MATERIAL FOR THIS EXERCISE:
----
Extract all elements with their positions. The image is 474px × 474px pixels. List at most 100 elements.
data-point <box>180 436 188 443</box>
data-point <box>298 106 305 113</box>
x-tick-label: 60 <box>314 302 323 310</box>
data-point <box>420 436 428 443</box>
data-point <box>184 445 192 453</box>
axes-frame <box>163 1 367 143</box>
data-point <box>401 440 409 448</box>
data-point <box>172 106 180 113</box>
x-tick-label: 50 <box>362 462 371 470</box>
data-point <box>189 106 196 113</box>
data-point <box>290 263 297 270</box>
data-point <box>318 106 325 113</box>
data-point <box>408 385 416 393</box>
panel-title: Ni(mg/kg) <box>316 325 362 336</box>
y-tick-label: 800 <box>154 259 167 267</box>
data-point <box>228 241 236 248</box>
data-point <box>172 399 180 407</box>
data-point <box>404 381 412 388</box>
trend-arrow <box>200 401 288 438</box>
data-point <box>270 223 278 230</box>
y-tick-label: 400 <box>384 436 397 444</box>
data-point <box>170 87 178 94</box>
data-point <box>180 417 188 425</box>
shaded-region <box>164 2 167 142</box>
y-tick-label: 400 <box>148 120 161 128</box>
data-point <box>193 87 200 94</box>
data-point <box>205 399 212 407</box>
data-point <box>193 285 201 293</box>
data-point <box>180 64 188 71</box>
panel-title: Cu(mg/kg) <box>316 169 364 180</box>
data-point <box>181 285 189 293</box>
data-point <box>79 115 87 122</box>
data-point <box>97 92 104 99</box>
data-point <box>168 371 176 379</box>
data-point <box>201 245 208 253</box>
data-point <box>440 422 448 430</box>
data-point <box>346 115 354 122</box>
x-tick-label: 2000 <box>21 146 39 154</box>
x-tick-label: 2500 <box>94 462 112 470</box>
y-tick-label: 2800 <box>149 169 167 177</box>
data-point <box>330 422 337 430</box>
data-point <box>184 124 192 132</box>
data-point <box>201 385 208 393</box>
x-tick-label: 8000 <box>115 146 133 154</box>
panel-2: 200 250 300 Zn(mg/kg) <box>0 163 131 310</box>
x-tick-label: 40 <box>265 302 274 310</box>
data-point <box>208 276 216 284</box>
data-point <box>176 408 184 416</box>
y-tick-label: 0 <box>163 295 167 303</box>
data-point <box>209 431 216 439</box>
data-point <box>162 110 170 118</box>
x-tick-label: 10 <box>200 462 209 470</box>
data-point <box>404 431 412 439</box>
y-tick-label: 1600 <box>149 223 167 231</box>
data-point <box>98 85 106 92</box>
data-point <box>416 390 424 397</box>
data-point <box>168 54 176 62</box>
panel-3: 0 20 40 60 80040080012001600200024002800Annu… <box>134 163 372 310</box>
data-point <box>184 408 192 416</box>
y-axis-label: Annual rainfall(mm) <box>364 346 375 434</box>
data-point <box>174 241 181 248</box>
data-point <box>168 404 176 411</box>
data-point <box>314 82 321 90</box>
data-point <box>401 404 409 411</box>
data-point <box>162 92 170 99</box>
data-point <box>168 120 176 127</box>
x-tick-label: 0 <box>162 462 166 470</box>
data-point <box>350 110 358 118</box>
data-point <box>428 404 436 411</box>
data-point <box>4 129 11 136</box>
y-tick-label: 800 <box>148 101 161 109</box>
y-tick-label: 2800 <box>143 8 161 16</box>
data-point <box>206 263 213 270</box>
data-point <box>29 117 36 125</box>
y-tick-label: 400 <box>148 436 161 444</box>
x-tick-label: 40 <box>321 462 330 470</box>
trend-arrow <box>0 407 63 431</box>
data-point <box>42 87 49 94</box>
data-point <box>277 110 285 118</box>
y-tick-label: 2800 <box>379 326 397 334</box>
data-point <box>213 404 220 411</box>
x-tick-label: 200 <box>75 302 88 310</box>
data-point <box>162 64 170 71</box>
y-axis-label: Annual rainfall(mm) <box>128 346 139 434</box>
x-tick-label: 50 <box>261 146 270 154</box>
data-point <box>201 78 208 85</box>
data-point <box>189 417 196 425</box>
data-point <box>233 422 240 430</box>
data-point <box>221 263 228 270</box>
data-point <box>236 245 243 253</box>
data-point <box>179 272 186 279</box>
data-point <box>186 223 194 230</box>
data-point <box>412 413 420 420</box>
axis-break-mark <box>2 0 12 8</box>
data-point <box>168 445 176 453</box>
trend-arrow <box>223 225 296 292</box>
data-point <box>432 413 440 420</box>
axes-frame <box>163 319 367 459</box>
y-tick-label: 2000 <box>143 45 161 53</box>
----
TASK INSTRUCTIONS: Pull out each line in the records above that contains the string "panel". Letter case must match.

WRITTEN SOLUTION:
panel-title: Ni(mg/kg) <box>316 325 362 336</box>
panel-title: Cu(mg/kg) <box>316 169 364 180</box>
panel-2: 200 250 300 Zn(mg/kg) <box>0 163 131 310</box>
panel-3: 0 20 40 60 80040080012001600200024002800Annu… <box>134 163 372 310</box>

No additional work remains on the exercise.